Stated problem →
Copy every line, leaving nothing out and adding nothing.

Dataset items →
━━━
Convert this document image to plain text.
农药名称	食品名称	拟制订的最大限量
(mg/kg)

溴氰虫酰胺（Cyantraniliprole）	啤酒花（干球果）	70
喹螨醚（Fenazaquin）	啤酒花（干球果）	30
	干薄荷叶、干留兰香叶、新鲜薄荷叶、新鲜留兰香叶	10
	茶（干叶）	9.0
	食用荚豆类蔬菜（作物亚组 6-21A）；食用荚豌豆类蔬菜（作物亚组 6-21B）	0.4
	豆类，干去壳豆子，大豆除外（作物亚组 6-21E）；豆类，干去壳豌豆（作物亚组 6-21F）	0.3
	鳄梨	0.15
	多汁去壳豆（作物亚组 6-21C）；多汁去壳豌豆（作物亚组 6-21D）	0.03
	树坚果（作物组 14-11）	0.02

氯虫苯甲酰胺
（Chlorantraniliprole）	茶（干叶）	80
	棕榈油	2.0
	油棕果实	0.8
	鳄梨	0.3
━━━
Solved exercise →
Convert this document image to plain text.
农药名称	食品名称	拟制订的最大限量
(mg/kg)

溴氰虫酰胺（Cyantraniliprole）	啤酒花（干球果）	70
喹螨醚（Fenazaquin）	啤酒花（干球果）	30
	干薄荷叶、干留兰香叶、新鲜薄荷叶、新鲜留兰香叶	10
	茶（干叶）	9.0
	食用荚豆类蔬菜（作物亚组 6-21A）；食用荚豌豆类蔬菜（作物亚组 6-21B）	0.4
	豆类，干去壳豆子，大豆除外（作物亚组 6-21E）；豆类，干去壳豌豆（作物亚组 6-21F）	0.3
	鳄梨	0.15
	多汁去壳豆（作物亚组 6-21C）；多汁去壳豌豆（作物亚组 6-21D）	0.03
	树坚果（作物组 14-11）	0.02

氯虫苯甲酰胺
（Chlorantraniliprole）	茶（干叶）	80
	棕榈油	2.0
	油棕果实	0.8
	鳄梨	0.3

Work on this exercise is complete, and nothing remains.